**Task details:** From the biographical article on Pat Harrison, copy the passage from "Personal details" up to and including "Zealand educationalist (1932–2025)".

**Document extract:**
---*---

Principal of Queen's High School
- In office 1974–1994

Personal details
- Born: Patricia Mary Thomson 6 September 1932 Dunedin, New Zealand
- Died: 6 September 2025 (aged 93) Dunedin, New Zealand
- Spouse: Arthur Keith Harrison ​ ​(m. 1957; died 2022)​
- Children: 3

= Pat Harrison (educationalist) =

New Zealand educationalist (1932–2025)

Dame Patricia Mary Harrison (née Thomson; 6 September 1932 – 6 September 2025) was a New Zealand educationalist.

==Background==
Born in Dunedin on 6 September 1932, Harrison was educated at Otago Girls' High School from 1946 to 1950. She went on to study at Dunedin Teachers' College and the University of Otago, graduating with a Master of Arts degree with second-class honours in 1957.

In 1957, she married Arthur Keith Harrison, and the couple went on to have three children.

Pat Harrison died at Dunedin Hospital on 6 September 2025, at the age of 93.

==Education career==
In 1955, Harrison's first teaching post was at Queen's High School, Dunedin, where she became interested in students with special needs. All of her teaching career, apart from three years in Christchurch, was spent in South Dunedin, and she served as principal of Queen's High School, Dunedin from 1975 to 1994.

==Community involvement==
After her retirement, Harrison continued working with young people in Dunedin, helping the vulnerable and those who drop out of formal education, through programmes run by various community organisations including the Otago Youth Wellness Trust, which she founded in 1996.

Between 1983 and 1994, Harrison was a member of the University of Otago Council. She also served as a member of the Otago Regional Council. Other community roles included being an executive member of the Dunedin Council of Social Services, and chair of the Otago Regional Access Employment Council.

==Honours and awards==
In the 1987 Queen's Birthday Honours, Harrison was appointed a Companion of the Queen's Service Order for public services. In 1990, she received the New Zealand 1990 Commemoration Medal, and in 1993 she was awarded the New Zealand Suffrage Centennial Medal. She was made a Distinguished Companion of the New Zealand Order of Merit, for services to education and the community, in the 2001 Queen's Birthday Honours, and following the restoration of titular honours by the New Zealand government in 2009, she accepted redesignation as a Dame Companion of the New Zealand Order of Merit.

---*---

Dataset items

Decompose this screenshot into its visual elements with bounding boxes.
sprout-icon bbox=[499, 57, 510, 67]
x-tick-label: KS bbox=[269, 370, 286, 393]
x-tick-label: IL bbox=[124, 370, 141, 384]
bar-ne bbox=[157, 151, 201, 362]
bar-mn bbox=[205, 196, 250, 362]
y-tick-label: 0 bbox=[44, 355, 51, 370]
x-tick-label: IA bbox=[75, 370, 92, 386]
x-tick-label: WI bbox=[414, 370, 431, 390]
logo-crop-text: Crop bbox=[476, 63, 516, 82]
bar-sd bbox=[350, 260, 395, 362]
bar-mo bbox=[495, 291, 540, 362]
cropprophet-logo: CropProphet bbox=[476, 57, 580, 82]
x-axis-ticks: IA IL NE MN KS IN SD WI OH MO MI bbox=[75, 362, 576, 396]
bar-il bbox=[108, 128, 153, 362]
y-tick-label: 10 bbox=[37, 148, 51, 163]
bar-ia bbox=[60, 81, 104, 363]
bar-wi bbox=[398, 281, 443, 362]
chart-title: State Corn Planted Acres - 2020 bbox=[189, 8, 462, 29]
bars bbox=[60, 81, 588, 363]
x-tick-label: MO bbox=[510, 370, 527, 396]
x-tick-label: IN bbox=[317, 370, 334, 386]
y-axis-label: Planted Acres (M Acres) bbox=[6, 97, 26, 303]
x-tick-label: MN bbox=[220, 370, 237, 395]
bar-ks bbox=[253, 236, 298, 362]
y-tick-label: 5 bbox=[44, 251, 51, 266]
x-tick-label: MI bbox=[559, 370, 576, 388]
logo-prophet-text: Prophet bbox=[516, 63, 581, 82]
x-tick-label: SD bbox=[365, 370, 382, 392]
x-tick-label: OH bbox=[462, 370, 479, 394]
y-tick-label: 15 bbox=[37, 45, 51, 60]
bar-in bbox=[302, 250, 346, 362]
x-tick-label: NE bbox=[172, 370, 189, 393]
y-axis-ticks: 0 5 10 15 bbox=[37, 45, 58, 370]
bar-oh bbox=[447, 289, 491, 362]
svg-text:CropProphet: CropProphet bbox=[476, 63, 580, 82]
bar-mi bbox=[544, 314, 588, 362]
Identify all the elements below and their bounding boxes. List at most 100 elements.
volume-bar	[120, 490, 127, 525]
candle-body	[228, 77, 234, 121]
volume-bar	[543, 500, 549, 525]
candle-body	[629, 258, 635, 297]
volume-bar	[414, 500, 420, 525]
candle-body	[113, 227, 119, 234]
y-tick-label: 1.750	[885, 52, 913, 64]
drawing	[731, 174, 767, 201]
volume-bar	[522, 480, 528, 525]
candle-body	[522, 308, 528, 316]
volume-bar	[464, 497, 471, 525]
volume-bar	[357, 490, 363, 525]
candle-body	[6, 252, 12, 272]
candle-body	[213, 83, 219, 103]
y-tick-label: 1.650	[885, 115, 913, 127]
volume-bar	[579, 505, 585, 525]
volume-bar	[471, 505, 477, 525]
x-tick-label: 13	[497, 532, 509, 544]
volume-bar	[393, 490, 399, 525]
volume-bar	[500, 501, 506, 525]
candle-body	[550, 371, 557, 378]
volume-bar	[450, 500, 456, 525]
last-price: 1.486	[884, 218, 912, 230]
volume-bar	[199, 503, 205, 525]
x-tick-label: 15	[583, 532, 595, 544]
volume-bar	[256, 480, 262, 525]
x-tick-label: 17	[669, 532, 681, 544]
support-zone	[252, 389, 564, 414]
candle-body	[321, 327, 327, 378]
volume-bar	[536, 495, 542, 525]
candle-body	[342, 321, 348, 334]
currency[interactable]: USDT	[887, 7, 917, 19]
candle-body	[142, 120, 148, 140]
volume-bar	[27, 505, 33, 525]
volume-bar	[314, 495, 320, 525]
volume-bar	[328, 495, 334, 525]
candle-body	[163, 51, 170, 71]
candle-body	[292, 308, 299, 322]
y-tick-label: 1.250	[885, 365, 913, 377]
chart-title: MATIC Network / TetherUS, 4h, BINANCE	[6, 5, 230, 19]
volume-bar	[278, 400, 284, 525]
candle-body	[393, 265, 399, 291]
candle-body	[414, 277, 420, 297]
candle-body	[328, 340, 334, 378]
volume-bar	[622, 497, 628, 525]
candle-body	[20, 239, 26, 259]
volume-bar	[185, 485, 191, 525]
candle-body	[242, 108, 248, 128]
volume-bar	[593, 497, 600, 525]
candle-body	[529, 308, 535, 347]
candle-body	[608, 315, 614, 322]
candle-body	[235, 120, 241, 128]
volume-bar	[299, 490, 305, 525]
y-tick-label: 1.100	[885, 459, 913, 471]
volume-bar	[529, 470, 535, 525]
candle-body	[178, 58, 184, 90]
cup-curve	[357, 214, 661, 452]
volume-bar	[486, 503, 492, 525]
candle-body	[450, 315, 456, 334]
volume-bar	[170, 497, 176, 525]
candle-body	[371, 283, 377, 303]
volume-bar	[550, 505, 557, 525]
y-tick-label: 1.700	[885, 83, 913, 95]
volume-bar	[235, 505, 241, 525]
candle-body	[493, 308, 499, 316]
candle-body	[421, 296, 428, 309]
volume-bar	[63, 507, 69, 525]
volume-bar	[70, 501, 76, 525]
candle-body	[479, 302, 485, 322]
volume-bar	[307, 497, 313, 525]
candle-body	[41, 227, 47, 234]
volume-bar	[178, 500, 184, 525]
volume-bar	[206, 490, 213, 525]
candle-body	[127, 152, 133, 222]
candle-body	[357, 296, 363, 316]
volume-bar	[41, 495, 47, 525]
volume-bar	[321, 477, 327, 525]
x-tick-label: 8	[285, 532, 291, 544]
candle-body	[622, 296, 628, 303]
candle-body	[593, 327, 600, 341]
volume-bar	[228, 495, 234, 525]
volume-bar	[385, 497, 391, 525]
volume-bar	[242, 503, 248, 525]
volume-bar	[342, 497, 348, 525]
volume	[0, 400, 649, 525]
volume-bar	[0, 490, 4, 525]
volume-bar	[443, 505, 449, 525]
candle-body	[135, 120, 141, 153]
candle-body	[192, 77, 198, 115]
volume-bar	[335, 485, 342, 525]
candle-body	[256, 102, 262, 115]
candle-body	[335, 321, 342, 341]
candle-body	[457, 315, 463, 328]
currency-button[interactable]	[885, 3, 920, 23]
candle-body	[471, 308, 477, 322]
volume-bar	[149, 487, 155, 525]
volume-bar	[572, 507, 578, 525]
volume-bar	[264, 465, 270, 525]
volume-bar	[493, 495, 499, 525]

---*---

**Task result:**
Personal details
- Born: Patricia Mary Thomson 6 September 1932 Dunedin, New Zealand
- Died: 6 September 2025 (aged 93) Dunedin, New Zealand
- Spouse: Arthur Keith Harrison ​ ​(m. 1957; died 2022)​
- Children: 3

= Pat Harrison (educationalist) =

New Zealand educationalist (1932–2025)